### Entries provided
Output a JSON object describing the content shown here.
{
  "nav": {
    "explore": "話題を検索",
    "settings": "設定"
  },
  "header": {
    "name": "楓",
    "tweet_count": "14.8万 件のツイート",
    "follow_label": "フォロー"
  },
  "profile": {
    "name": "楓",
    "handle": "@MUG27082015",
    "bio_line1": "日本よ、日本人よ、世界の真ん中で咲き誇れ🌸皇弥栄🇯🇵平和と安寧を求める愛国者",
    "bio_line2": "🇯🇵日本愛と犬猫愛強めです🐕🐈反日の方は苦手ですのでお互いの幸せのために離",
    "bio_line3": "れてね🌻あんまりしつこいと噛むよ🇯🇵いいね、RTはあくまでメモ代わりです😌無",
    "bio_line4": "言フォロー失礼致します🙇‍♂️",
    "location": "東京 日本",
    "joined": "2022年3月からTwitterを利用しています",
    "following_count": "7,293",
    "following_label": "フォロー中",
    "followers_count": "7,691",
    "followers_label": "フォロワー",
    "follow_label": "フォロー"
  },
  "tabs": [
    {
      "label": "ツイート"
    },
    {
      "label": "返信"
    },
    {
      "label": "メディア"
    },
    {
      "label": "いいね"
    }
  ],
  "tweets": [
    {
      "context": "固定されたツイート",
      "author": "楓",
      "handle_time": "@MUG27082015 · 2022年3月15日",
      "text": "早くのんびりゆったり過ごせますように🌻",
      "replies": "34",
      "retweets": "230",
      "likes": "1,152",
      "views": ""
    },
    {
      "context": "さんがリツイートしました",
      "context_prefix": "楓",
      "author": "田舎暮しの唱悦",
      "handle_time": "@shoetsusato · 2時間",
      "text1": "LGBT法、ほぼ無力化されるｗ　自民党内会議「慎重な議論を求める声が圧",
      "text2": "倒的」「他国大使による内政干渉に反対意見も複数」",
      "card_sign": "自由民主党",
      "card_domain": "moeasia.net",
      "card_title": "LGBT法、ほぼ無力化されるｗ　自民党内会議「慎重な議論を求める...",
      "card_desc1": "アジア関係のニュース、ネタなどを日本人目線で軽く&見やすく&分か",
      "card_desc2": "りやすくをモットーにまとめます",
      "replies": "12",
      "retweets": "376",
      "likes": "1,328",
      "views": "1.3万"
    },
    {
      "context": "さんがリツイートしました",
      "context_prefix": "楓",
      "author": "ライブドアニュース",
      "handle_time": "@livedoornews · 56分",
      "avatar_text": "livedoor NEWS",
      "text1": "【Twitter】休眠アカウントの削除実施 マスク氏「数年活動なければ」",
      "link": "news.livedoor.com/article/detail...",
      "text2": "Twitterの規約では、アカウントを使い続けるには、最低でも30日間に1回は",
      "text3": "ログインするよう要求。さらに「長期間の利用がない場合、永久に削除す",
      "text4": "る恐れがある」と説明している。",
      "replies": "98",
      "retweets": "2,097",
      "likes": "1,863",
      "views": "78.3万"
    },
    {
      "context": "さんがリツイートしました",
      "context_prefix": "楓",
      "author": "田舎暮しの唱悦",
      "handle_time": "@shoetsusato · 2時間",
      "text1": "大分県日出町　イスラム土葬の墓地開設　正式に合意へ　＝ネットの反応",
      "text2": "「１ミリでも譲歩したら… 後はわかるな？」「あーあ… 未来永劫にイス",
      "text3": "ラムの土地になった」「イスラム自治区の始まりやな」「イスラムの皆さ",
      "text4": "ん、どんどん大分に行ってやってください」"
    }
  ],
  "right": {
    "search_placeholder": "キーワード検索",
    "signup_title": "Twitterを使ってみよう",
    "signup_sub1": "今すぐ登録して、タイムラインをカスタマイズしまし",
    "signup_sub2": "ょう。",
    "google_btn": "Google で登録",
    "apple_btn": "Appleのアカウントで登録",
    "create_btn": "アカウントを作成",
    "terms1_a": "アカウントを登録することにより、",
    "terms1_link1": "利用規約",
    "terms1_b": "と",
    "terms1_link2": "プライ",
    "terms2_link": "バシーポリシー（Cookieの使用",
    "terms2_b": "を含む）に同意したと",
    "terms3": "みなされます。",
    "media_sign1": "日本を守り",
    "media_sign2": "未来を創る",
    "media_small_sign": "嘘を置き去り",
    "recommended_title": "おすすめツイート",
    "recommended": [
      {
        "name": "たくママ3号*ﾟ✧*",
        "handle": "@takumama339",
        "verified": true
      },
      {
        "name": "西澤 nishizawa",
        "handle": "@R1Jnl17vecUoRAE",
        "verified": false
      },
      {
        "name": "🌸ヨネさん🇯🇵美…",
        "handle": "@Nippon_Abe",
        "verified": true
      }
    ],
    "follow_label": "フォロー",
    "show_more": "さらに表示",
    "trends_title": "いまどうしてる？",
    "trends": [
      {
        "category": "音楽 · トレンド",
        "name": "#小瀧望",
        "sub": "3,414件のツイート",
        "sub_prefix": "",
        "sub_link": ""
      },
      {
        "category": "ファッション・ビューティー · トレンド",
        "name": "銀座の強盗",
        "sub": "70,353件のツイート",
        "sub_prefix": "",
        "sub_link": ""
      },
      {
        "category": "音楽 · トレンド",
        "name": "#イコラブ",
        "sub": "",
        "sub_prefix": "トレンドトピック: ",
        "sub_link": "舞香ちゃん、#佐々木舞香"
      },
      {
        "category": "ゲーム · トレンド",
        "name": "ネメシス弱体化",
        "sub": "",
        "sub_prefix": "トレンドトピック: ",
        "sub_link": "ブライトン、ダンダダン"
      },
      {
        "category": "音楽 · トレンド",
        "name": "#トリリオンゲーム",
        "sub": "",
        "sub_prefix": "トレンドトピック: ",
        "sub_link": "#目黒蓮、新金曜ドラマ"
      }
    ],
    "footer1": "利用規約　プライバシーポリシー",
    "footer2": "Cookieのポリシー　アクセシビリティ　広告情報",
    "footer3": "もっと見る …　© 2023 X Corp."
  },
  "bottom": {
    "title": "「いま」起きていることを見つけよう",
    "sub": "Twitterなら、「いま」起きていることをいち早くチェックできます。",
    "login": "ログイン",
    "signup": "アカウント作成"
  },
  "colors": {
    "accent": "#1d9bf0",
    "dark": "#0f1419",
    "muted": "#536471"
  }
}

### Directions for this task
Print every line of the records exactly. Omit nothing.

### Result
Output a JSON object describing the content shown here.
{
  "nav": {
    "explore": "話題を検索",
    "settings": "設定"
  },
  "header": {
    "name": "楓",
    "tweet_count": "14.8万 件のツイート",
    "follow_label": "フォロー"
  },
  "profile": {
    "name": "楓",
    "handle": "@MUG27082015",
    "bio_line1": "日本よ、日本人よ、世界の真ん中で咲き誇れ🌸皇弥栄🇯🇵平和と安寧を求める愛国者",
    "bio_line2": "🇯🇵日本愛と犬猫愛強めです🐕🐈反日の方は苦手ですのでお互いの幸せのために離",
    "bio_line3": "れてね🌻あんまりしつこいと噛むよ🇯🇵いいね、RTはあくまでメモ代わりです😌無",
    "bio_line4": "言フォロー失礼致します🙇‍♂️",
    "location": "東京 日本",
    "joined": "2022年3月からTwitterを利用しています",
    "following_count": "7,293",
    "following_label": "フォロー中",
    "followers_count": "7,691",
    "followers_label": "フォロワー",
    "follow_label": "フォロー"
  },
  "tabs": [
    {
      "label": "ツイート"
    },
    {
      "label": "返信"
    },
    {
      "label": "メディア"
    },
    {
      "label": "いいね"
    }
  ],
  "tweets": [
    {
      "context": "固定されたツイート",
      "author": "楓",
      "handle_time": "@MUG27082015 · 2022年3月15日",
      "text": "早くのんびりゆったり過ごせますように🌻",
      "replies": "34",
      "retweets": "230",
      "likes": "1,152",
      "views": ""
    },
    {
      "context": "さんがリツイートしました",
      "context_prefix": "楓",
      "author": "田舎暮しの唱悦",
      "handle_time": "@shoetsusato · 2時間",
      "text1": "LGBT法、ほぼ無力化されるｗ　自民党内会議「慎重な議論を求める声が圧",
      "text2": "倒的」「他国大使による内政干渉に反対意見も複数」",
      "card_sign": "自由民主党",
      "card_domain": "moeasia.net",
      "card_title": "LGBT法、ほぼ無力化されるｗ　自民党内会議「慎重な議論を求める...",
      "card_desc1": "アジア関係のニュース、ネタなどを日本人目線で軽く&見やすく&分か",
      "card_desc2": "りやすくをモットーにまとめます",
      "replies": "12",
      "retweets": "376",
      "likes": "1,328",
      "views": "1.3万"
    },
    {
      "context": "さんがリツイートしました",
      "context_prefix": "楓",
      "author": "ライブドアニュース",
      "handle_time": "@livedoornews · 56分",
      "avatar_text": "livedoor NEWS",
      "text1": "【Twitter】休眠アカウントの削除実施 マスク氏「数年活動なければ」",
      "link": "news.livedoor.com/article/detail...",
      "text2": "Twitterの規約では、アカウントを使い続けるには、最低でも30日間に1回は",
      "text3": "ログインするよう要求。さらに「長期間の利用がない場合、永久に削除す",
      "text4": "る恐れがある」と説明している。",
      "replies": "98",
      "retweets": "2,097",
      "likes": "1,863",
      "views": "78.3万"
    },
    {
      "context": "さんがリツイートしました",
      "context_prefix": "楓",
      "author": "田舎暮しの唱悦",
      "handle_time": "@shoetsusato · 2時間",
      "text1": "大分県日出町　イスラム土葬の墓地開設　正式に合意へ　＝ネットの反応",
      "text2": "「１ミリでも譲歩したら… 後はわかるな？」「あーあ… 未来永劫にイス",
      "text3": "ラムの土地になった」「イスラム自治区の始まりやな」「イスラムの皆さ",
      "text4": "ん、どんどん大分に行ってやってください」"
    }
  ],
  "right": {
    "search_placeholder": "キーワード検索",
    "signup_title": "Twitterを使ってみよう",
    "signup_sub1": "今すぐ登録して、タイムラインをカスタマイズしまし",
    "signup_sub2": "ょう。",
    "google_btn": "Google で登録",
    "apple_btn": "Appleのアカウントで登録",
    "create_btn": "アカウントを作成",
    "terms1_a": "アカウントを登録することにより、",
    "terms1_link1": "利用規約",
    "terms1_b": "と",
    "terms1_link2": "プライ",
    "terms2_link": "バシーポリシー（Cookieの使用",
    "terms2_b": "を含む）に同意したと",
    "terms3": "みなされます。",
    "media_sign1": "日本を守り",
    "media_sign2": "未来を創る",
    "media_small_sign": "嘘を置き去り",
    "recommended_title": "おすすめツイート",
    "recommended": [
      {
        "name": "たくママ3号*ﾟ✧*",
        "handle": "@takumama339",
        "verified": true
      },
      {
        "name": "西澤 nishizawa",
        "handle": "@R1Jnl17vecUoRAE",
        "verified": false
      },
      {
        "name": "🌸ヨネさん🇯🇵美…",
        "handle": "@Nippon_Abe",
        "verified": true
      }
    ],
    "follow_label": "フォロー",
    "show_more": "さらに表示",
    "trends_title": "いまどうしてる？",
    "trends": [
      {
        "category": "音楽 · トレンド",
        "name": "#小瀧望",
        "sub": "3,414件のツイート",
        "sub_prefix": "",
        "sub_link": ""
      },
      {
        "category": "ファッション・ビューティー · トレンド",
        "name": "銀座の強盗",
        "sub": "70,353件のツイート",
        "sub_prefix": "",
        "sub_link": ""
      },
      {
        "category": "音楽 · トレンド",
        "name": "#イコラブ",
        "sub": "",
        "sub_prefix": "トレンドトピック: ",
        "sub_link": "舞香ちゃん、#佐々木舞香"
      },
      {
        "category": "ゲーム · トレンド",
        "name": "ネメシス弱体化",
        "sub": "",
        "sub_prefix": "トレンドトピック: ",
        "sub_link": "ブライトン、ダンダダン"
      },
      {
        "category": "音楽 · トレンド",
        "name": "#トリリオンゲーム",
        "sub": "",
        "sub_prefix": "トレンドトピック: ",
        "sub_link": "#目黒蓮、新金曜ドラマ"
      }
    ],
    "footer1": "利用規約　プライバシーポリシー",
    "footer2": "Cookieのポリシー　アクセシビリティ　広告情報",
    "footer3": "もっと見る …　© 2023 X Corp."
  },
  "bottom": {
    "title": "「いま」起きていることを見つけよう",
    "sub": "Twitterなら、「いま」起きていることをいち早くチェックできます。",
    "login": "ログイン",
    "signup": "アカウント作成"
  },
  "colors": {
    "accent": "#1d9bf0",
    "dark": "#0f1419",
    "muted": "#536471"
  }
}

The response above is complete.